Objective: Extract, from the listing that follows, each line containing the word "name".

Given data:
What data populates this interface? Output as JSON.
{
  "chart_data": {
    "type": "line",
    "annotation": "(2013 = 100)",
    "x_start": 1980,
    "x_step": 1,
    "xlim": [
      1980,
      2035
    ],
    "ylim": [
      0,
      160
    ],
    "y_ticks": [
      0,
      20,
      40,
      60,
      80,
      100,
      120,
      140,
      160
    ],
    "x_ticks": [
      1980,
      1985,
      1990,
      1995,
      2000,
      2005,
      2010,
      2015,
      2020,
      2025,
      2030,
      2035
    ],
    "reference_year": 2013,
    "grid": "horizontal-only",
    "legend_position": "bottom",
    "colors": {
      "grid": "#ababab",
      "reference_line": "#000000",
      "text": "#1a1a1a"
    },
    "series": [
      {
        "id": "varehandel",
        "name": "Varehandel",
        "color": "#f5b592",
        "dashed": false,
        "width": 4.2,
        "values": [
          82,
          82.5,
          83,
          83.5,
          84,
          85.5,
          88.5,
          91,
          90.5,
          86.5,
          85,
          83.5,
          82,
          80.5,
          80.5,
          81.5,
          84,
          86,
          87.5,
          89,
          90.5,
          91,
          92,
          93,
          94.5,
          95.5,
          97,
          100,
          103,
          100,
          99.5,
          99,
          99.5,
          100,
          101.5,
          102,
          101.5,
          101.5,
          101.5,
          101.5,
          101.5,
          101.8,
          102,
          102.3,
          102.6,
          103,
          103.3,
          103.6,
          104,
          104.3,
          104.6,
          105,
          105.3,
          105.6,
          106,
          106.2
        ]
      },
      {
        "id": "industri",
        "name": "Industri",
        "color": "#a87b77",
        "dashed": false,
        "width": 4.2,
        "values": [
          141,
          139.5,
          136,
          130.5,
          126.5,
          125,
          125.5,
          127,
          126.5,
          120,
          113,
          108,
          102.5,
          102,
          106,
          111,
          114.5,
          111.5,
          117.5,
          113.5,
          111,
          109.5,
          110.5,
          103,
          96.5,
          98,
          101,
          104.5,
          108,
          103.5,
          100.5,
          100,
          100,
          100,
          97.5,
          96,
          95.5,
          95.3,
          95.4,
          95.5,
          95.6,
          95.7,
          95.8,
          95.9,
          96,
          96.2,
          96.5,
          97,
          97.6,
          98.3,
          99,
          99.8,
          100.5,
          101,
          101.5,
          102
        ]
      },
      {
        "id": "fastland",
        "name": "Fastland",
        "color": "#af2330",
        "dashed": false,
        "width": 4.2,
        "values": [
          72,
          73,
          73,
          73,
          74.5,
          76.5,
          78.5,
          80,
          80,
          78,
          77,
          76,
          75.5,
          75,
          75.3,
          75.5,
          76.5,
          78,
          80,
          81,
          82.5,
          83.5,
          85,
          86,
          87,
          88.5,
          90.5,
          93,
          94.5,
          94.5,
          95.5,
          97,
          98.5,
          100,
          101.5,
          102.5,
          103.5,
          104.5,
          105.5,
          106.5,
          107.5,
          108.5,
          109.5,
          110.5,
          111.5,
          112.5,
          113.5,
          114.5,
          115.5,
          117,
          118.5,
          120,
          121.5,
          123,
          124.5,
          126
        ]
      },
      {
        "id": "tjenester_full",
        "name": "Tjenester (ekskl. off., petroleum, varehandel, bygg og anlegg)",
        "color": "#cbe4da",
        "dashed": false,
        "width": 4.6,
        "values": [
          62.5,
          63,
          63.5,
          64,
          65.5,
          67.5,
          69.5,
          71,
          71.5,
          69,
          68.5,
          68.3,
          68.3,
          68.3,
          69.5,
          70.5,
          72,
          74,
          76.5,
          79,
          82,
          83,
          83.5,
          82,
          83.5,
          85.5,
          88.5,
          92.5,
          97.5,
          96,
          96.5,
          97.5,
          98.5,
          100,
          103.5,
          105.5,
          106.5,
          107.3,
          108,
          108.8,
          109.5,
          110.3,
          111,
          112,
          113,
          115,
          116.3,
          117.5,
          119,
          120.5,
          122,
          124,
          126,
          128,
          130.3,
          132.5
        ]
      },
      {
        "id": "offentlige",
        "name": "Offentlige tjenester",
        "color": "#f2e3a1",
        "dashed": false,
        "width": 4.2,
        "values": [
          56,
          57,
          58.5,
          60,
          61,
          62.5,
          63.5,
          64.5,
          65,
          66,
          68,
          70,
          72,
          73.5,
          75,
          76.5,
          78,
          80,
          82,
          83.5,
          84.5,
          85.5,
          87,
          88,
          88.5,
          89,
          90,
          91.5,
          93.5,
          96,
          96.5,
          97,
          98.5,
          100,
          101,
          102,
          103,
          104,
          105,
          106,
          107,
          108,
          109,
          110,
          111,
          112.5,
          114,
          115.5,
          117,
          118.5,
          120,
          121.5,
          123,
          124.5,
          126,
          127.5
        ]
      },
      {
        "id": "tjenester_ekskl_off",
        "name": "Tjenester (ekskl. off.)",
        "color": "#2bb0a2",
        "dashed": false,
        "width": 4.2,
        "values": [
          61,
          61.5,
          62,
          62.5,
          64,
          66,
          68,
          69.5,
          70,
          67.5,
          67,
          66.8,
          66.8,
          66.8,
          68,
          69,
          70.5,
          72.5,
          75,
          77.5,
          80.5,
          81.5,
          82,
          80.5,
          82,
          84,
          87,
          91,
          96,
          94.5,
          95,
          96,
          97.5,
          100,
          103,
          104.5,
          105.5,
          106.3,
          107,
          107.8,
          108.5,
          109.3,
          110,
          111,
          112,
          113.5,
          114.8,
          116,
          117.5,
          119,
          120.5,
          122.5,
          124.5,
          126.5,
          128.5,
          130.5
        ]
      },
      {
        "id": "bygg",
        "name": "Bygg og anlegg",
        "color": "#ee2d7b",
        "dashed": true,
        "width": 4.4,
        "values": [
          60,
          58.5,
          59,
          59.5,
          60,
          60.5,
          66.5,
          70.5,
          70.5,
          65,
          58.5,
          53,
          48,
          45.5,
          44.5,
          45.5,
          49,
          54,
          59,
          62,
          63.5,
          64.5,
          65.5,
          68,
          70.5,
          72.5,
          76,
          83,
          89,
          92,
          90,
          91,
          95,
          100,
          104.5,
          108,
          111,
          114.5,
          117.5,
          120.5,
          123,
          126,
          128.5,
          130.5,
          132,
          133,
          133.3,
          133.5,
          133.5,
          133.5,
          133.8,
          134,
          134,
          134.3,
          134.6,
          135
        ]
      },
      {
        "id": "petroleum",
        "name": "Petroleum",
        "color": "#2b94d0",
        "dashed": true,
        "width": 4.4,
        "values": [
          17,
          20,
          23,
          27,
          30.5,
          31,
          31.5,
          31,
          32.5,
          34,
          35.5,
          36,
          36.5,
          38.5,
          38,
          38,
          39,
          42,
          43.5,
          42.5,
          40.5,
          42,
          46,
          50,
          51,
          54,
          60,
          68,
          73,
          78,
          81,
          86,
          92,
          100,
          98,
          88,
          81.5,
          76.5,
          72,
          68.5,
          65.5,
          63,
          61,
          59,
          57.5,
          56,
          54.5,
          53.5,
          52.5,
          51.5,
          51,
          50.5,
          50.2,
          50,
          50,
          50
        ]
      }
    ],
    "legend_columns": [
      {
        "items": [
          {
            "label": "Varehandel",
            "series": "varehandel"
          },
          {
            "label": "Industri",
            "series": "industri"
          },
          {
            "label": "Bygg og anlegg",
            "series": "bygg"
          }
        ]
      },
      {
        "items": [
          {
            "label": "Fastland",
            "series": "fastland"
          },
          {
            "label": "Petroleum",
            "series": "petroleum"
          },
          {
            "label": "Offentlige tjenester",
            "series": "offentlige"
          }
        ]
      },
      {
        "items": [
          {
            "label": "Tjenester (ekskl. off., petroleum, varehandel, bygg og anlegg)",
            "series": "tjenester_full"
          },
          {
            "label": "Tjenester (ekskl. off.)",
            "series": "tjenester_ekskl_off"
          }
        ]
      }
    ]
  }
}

Solved exercise:
        "name": "Varehandel",
        "name": "Industri",
        "name": "Fastland",
        "name": "Tjenester (ekskl. off., petroleum, varehandel, bygg og anlegg)",
        "name": "Offentlige tjenester",
        "name": "Tjenester (ekskl. off.)",
        "name": "Bygg og anlegg",
        "name": "Petroleum",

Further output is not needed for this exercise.